- Stated exercise -
Copy each line with the word "sensor" in it.

[Dataset entries]
————————

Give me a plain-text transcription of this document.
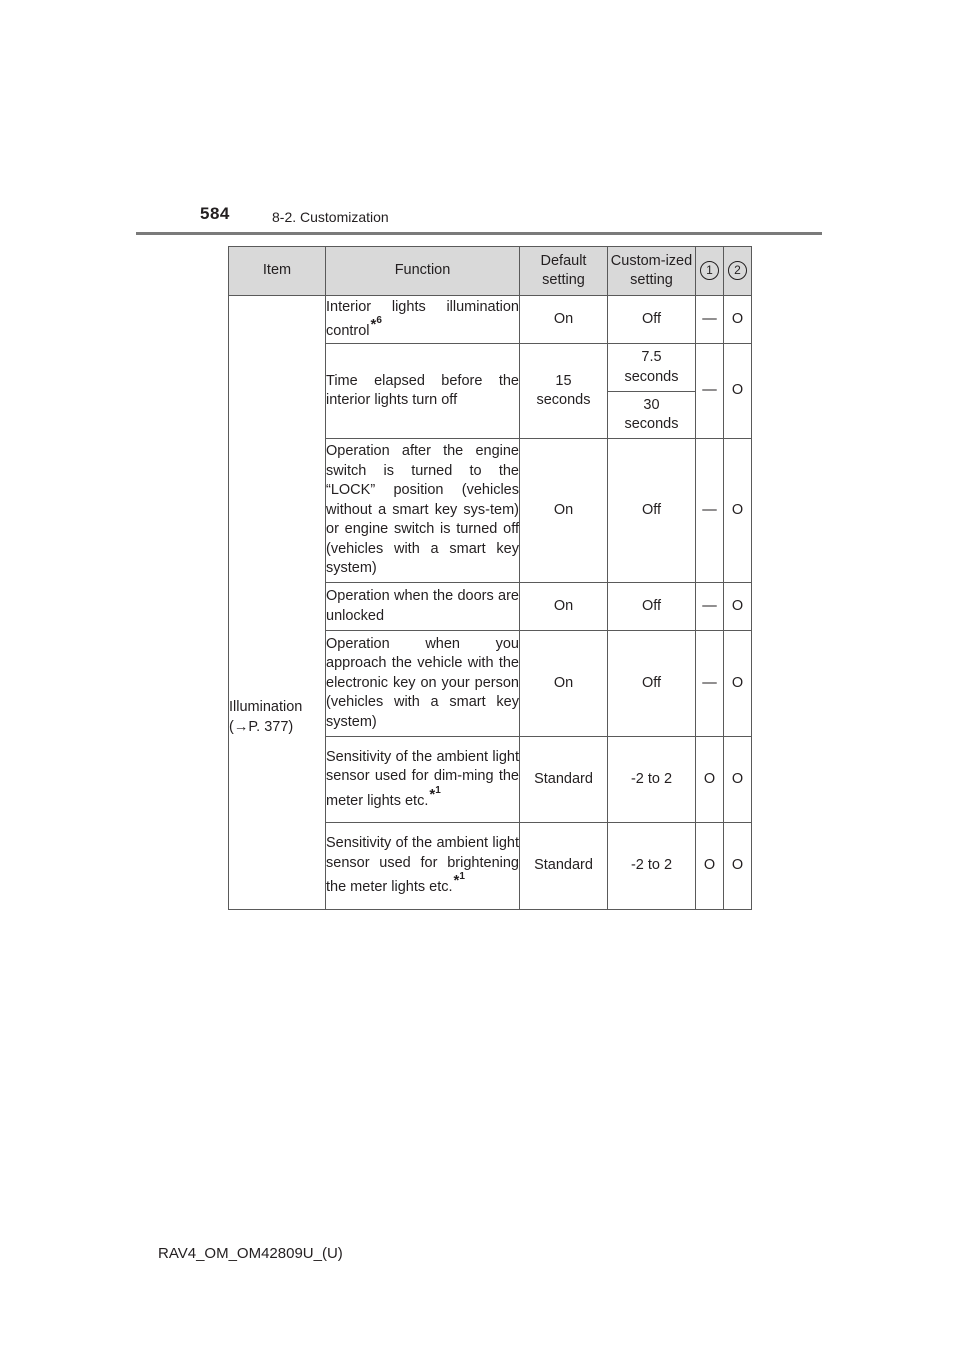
584	8-2. Customization
Item	Function	Default setting	Custom-ized setting	1	2
Illumination
(→P. 377)	Interior lights illumination control*$^6$	On	Off	—	O
	Time elapsed before the interior lights turn off	15 seconds	7.5 seconds	—	O
			30 seconds		
	Operation after the engine switch is turned to the “LOCK” position (vehicles without a smart key sys-tem) or engine switch is turned off (vehicles with a smart key system)	On	Off	—	O
	Operation when the doors are unlocked	On	Off	—	O
	Operation when you approach the vehicle with the electronic key on your person (vehicles with a smart key system)	On	Off	—	O
	Sensitivity of the ambient light sensor used for dim-ming the meter lights etc.*$^1$	Standard	-2 to 2	O	O
	Sensitivity of the ambient light sensor used for brightening the meter lights etc.*$^1$	Standard	-2 to 2	O	O
RAV4_OM_OM42809U_(U)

————————

- Written response -
	Sensitivity of the ambient light sensor used for dim-ming the meter lights etc.*$^1$	Standard	-2 to 2	O	O
	Sensitivity of the ambient light sensor used for brightening the meter lights etc.*$^1$	Standard	-2 to 2	O	O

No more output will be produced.